═══ RECORDS SHOWN ═══

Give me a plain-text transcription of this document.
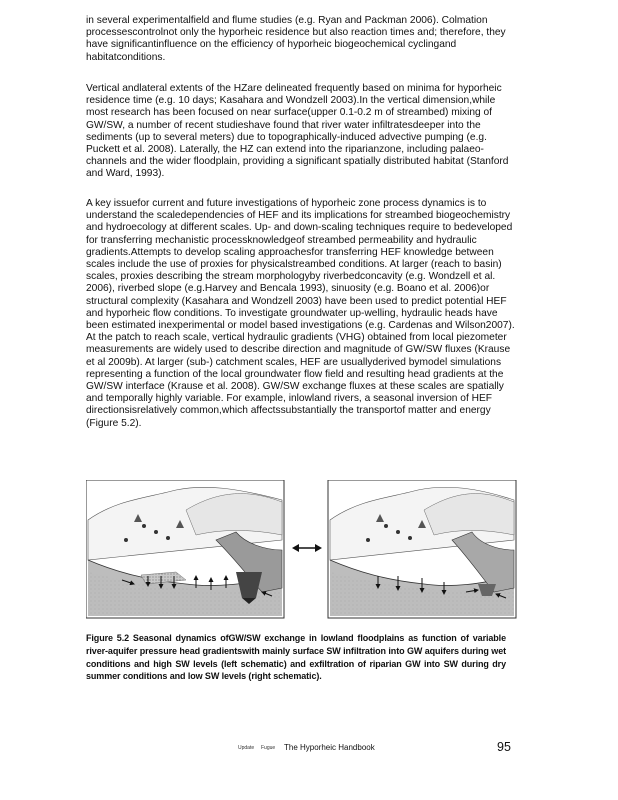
in several experimentalfield and flume studies (e.g. Ryan and Packman 2006). Colmation processescontrolnot only the hyporheic residence but also reaction times and; therefore, they have significantinfluence on the efficiency of hyporheic biogeochemical cyclingand habitatconditions.

Vertical andlateral extents of the HZare delineated frequently based on minima for hyporheic residence time (e.g. 10 days; Kasahara and Wondzell 2003).In the vertical dimension,while most research has been focused on near surface(upper 0.1-0.2 m of streambed) mixing of GW/SW, a number of recent studieshave found that river water infiltratesdeeper into the sediments (up to several meters) due to topographically-induced advective pumping (e.g. Puckett et al. 2008). Laterally, the HZ can extend into the riparianzone, including palaeo-channels and the wider floodplain, providing a significant spatially distributed habitat (Stanford and Ward, 1993).

A key issuefor current and future investigations of hyporheic zone process dynamics is to understand the scaledependencies of HEF and its implications for streambed biogeochemistry and hydroecology at different scales. Up- and down-scaling techniques require to bedeveloped for transferring mechanistic processknowledgeof streambed permeability and hydraulic gradients.Attempts to develop scaling approachesfor transferring HEF knowledge between scales include the use of proxies for physicalstreambed conditions. At larger (reach to basin) scales, proxies describing the stream morphologyby riverbedconcavity (e.g. Wondzell et al. 2006), riverbed slope (e.g.Harvey and Bencala 1993), sinuosity (e.g. Boano et al. 2006)or structural complexity (Kasahara and Wondzell 2003) have been used to predict potential HEF and hyporheic flow conditions. To investigate groundwater up-welling, hydraulic heads have been estimated inexperimental or model based investigations (e.g. Cardenas and Wilson2007). At the patch to reach scale, vertical hydraulic gradients (VHG) obtained from local piezometer measurements are widely used to describe direction and magnitude of GW/SW fluxes (Krause et al 2009b). At larger (sub-) catchment scales, HEF are usuallyderived bymodel simulations representing a function of the local groundwater flow field and resulting head gradients at the GW/SW interface (Krause et al. 2008). GW/SW exchange fluxes at these scales are spatially and temporally highly variable. For example, inlowland rivers, a seasonal inversion of HEF directionsisrelatively common,which affectssubstantially the transportof matter and energy (Figure 5.2).

Figure 5.2 Seasonal dynamics ofGW/SW exchange in lowland floodplains as function of variable river-aquifer pressure head gradientswith mainly surface SW infiltration into GW aquifers during wet conditions and high SW levels (left schematic) and exfiltration of riparian GW into SW during dry summer conditions and low SW levels (right schematic).

Update Fugue The Hyporheic Handbook	95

═══

Every entry should be returned exactly as written, minus the pictures.

OUTPUT FOR THIS EXERCISE
Give me a plain-text transcription of this document.
in several experimentalfield and flume studies (e.g. Ryan and Packman 2006). Colmation processescontrolnot only the hyporheic residence but also reaction times and; therefore, they have significantinfluence on the efficiency of hyporheic biogeochemical cyclingand habitatconditions.

Vertical andlateral extents of the HZare delineated frequently based on minima for hyporheic residence time (e.g. 10 days; Kasahara and Wondzell 2003).In the vertical dimension,while most research has been focused on near surface(upper 0.1-0.2 m of streambed) mixing of GW/SW, a number of recent studieshave found that river water infiltratesdeeper into the sediments (up to several meters) due to topographically-induced advective pumping (e.g. Puckett et al. 2008). Laterally, the HZ can extend into the riparianzone, including palaeo-channels and the wider floodplain, providing a significant spatially distributed habitat (Stanford and Ward, 1993).

A key issuefor current and future investigations of hyporheic zone process dynamics is to understand the scaledependencies of HEF and its implications for streambed biogeochemistry and hydroecology at different scales. Up- and down-scaling techniques require to bedeveloped for transferring mechanistic processknowledgeof streambed permeability and hydraulic gradients.Attempts to develop scaling approachesfor transferring HEF knowledge between scales include the use of proxies for physicalstreambed conditions. At larger (reach to basin) scales, proxies describing the stream morphologyby riverbedconcavity (e.g. Wondzell et al. 2006), riverbed slope (e.g.Harvey and Bencala 1993), sinuosity (e.g. Boano et al. 2006)or structural complexity (Kasahara and Wondzell 2003) have been used to predict potential HEF and hyporheic flow conditions. To investigate groundwater up-welling, hydraulic heads have been estimated inexperimental or model based investigations (e.g. Cardenas and Wilson2007). At the patch to reach scale, vertical hydraulic gradients (VHG) obtained from local piezometer measurements are widely used to describe direction and magnitude of GW/SW fluxes (Krause et al 2009b). At larger (sub-) catchment scales, HEF are usuallyderived bymodel simulations representing a function of the local groundwater flow field and resulting head gradients at the GW/SW interface (Krause et al. 2008). GW/SW exchange fluxes at these scales are spatially and temporally highly variable. For example, inlowland rivers, a seasonal inversion of HEF directionsisrelatively common,which affectssubstantially the transportof matter and energy (Figure 5.2).

Figure 5.2 Seasonal dynamics ofGW/SW exchange in lowland floodplains as function of variable river-aquifer pressure head gradientswith mainly surface SW infiltration into GW aquifers during wet conditions and high SW levels (left schematic) and exfiltration of riparian GW into SW during dry summer conditions and low SW levels (right schematic).

Update Fugue The Hyporheic Handbook	95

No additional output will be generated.